▶ _Requirements_
Copy every line of the entries that includes the word "Hinglish".

⁂

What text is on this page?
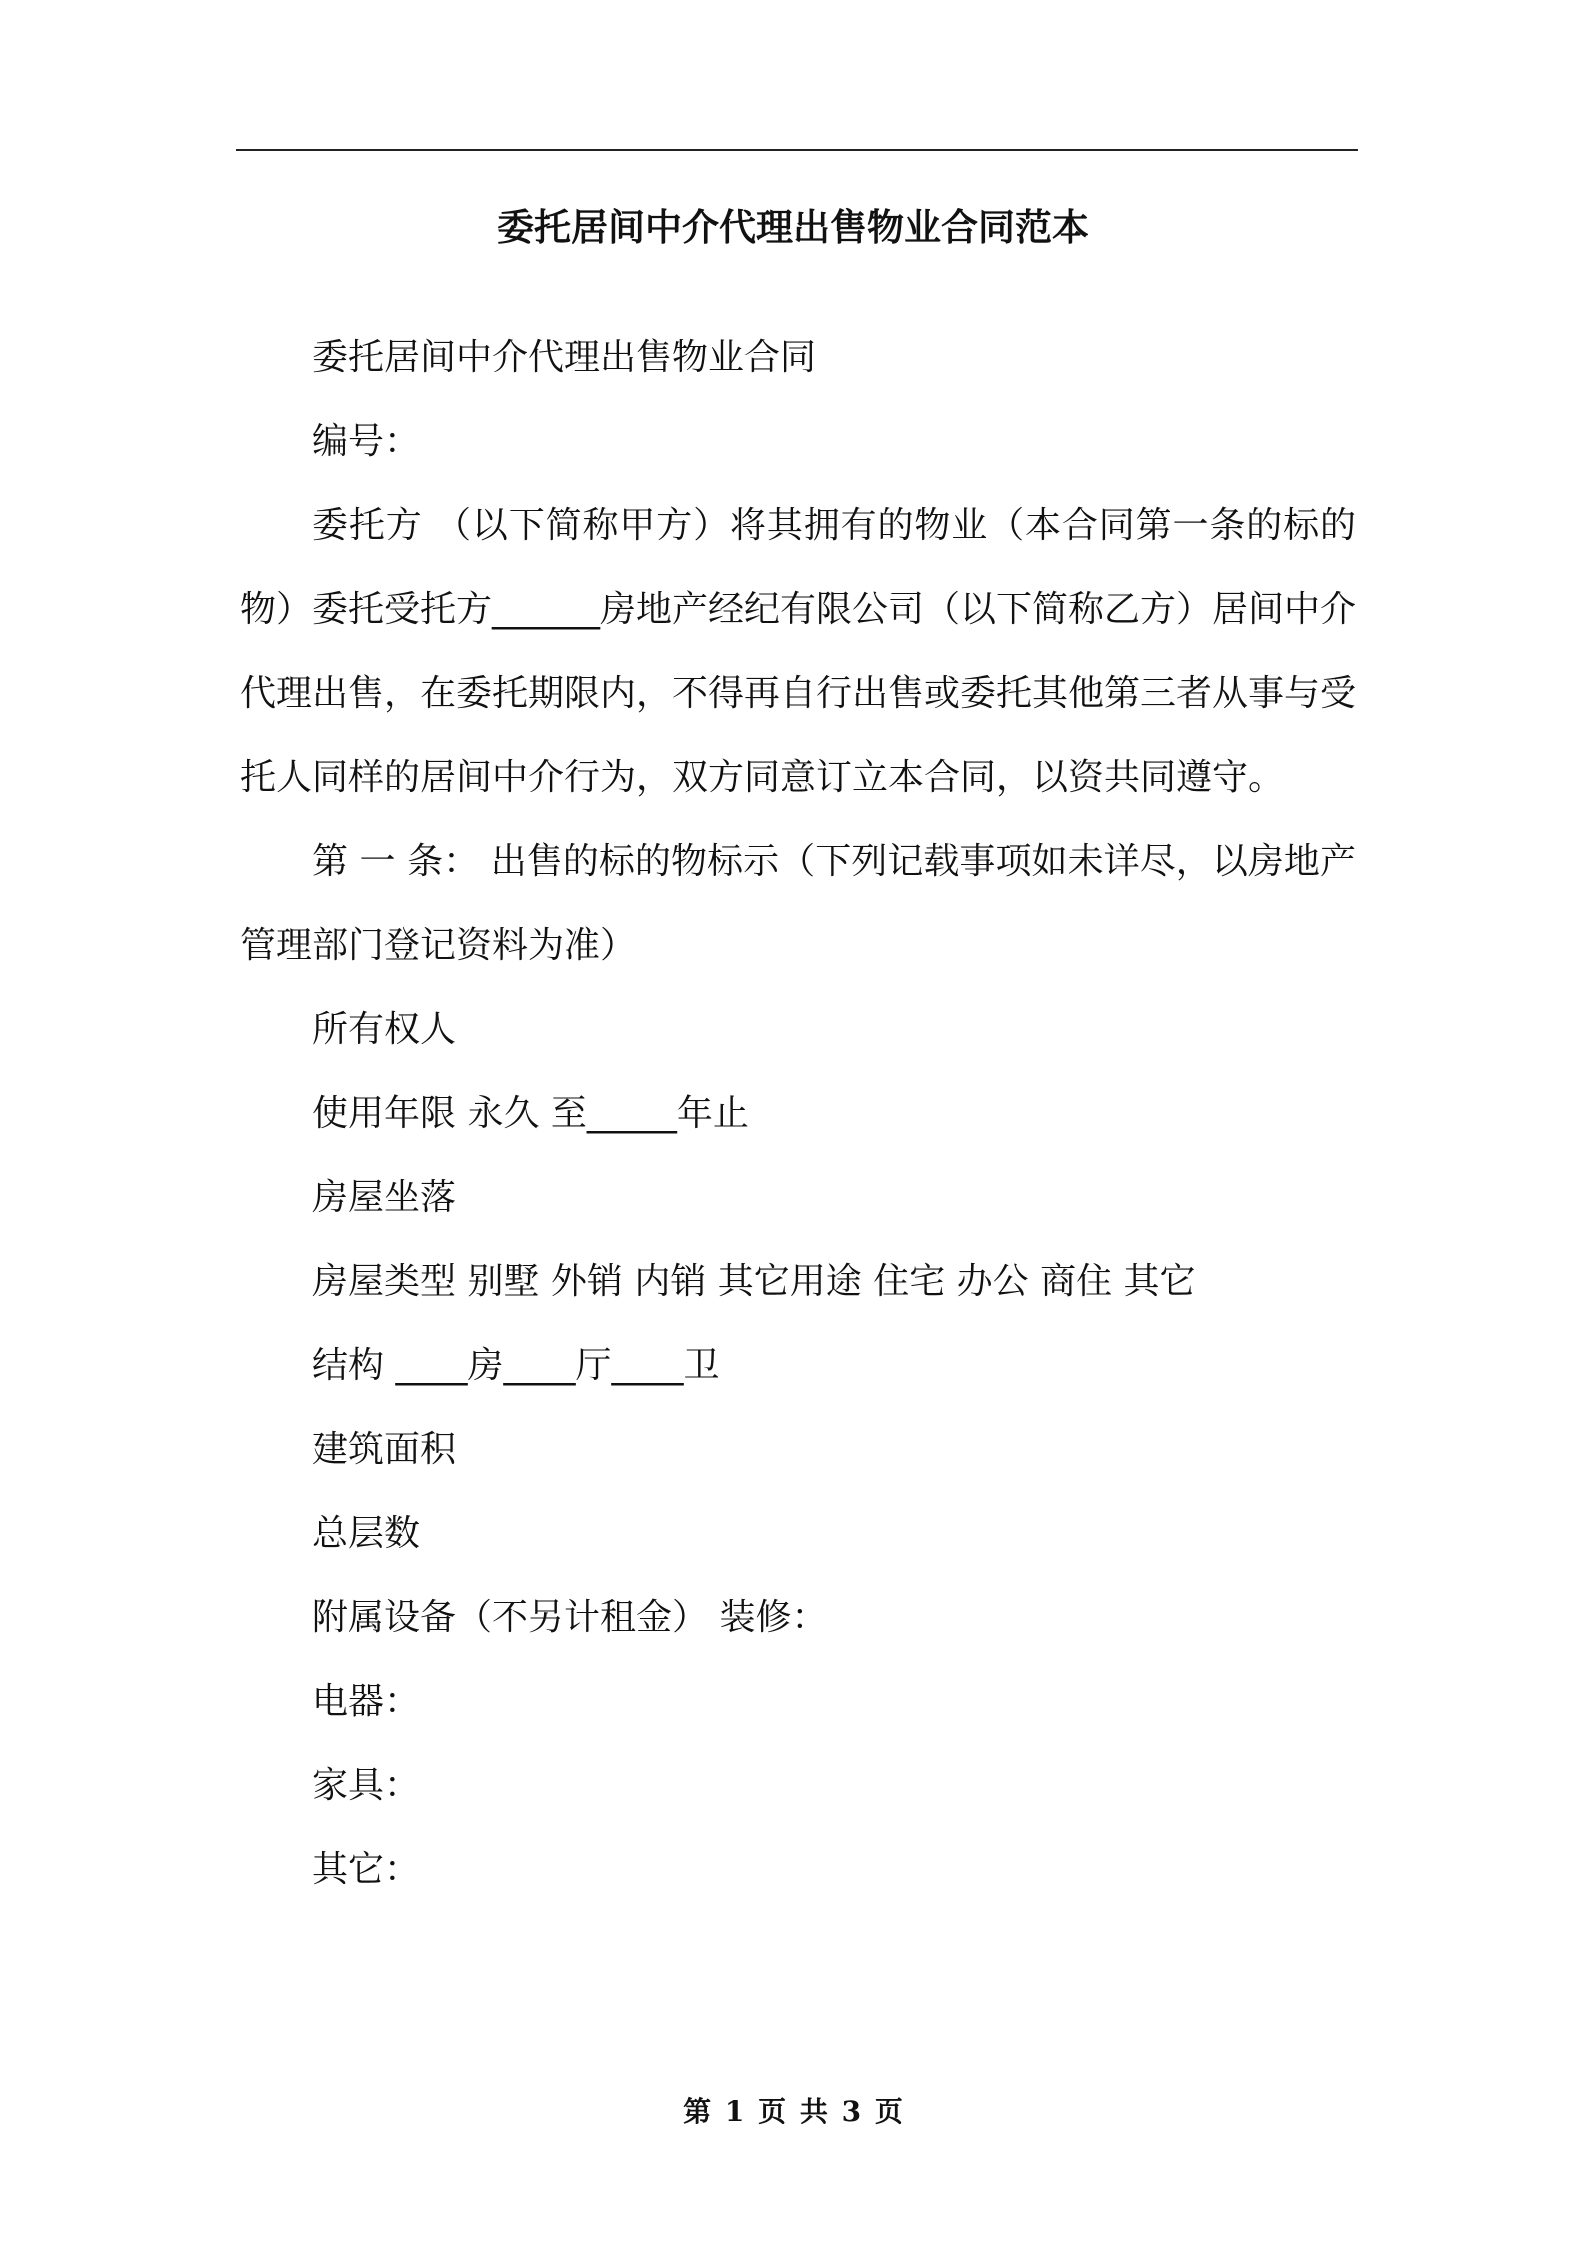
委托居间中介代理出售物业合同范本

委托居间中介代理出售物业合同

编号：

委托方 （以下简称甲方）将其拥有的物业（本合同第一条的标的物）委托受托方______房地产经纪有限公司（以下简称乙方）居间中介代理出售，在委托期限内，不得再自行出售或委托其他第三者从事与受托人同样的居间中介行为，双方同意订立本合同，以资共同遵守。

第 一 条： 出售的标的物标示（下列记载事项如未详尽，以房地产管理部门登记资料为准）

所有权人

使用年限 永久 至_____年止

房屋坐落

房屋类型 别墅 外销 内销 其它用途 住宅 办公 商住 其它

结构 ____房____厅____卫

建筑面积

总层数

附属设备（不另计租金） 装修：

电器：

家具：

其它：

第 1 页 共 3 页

⁂

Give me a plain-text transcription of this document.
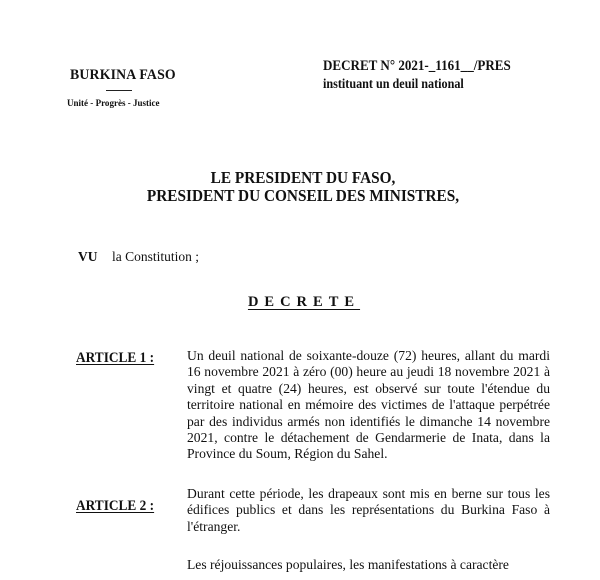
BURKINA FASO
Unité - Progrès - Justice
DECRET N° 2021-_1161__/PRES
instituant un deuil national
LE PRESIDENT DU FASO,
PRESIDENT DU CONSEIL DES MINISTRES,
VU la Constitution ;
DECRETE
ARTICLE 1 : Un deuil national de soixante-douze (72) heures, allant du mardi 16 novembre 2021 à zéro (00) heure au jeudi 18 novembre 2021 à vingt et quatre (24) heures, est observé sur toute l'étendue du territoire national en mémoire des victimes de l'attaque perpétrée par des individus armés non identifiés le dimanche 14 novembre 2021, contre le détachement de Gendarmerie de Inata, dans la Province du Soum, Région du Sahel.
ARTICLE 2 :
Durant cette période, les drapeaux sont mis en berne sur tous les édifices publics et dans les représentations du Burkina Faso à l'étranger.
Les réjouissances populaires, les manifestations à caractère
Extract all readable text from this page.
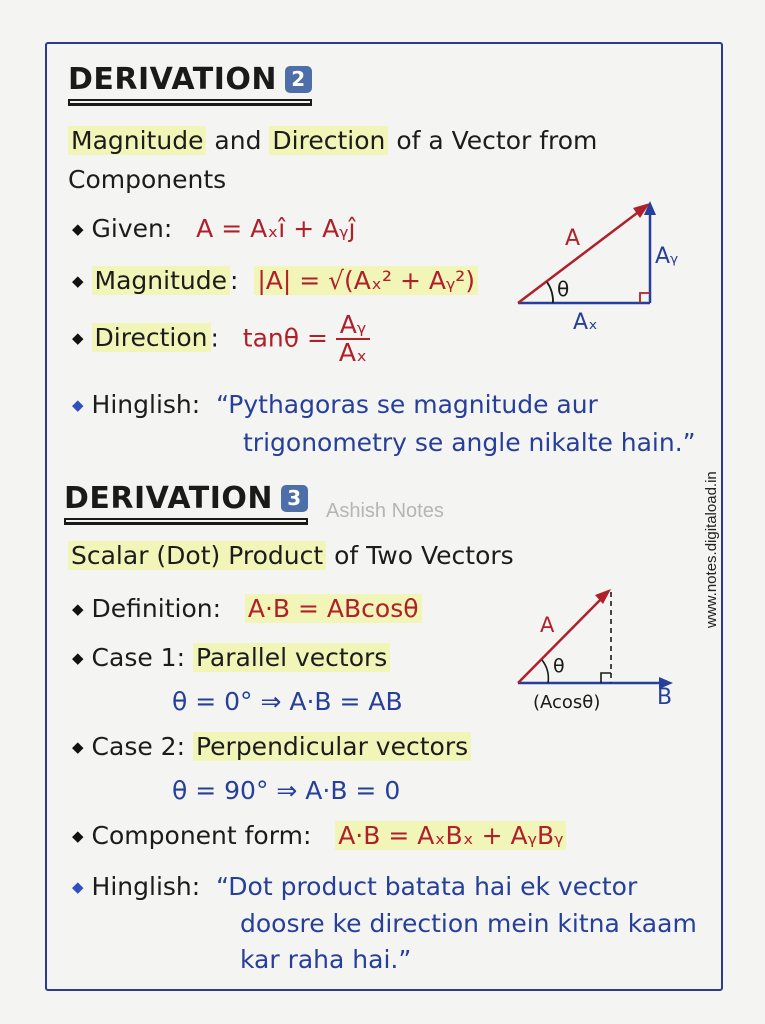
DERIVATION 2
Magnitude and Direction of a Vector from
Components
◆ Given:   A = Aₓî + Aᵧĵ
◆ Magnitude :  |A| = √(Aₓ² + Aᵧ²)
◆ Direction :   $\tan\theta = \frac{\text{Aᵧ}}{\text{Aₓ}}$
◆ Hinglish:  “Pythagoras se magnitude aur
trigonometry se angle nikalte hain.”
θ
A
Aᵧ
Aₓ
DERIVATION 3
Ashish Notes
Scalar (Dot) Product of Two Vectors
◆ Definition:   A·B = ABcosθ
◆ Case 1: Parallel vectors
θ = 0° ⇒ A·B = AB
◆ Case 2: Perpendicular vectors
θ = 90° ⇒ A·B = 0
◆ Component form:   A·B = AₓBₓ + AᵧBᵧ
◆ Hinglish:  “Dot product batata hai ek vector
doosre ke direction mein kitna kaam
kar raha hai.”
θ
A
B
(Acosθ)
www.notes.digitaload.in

⁂

▶ _Exercise answer_
◆ Hinglish:  “Pythagoras se magnitude aur
◆ Hinglish:  “Dot product batata hai ek vector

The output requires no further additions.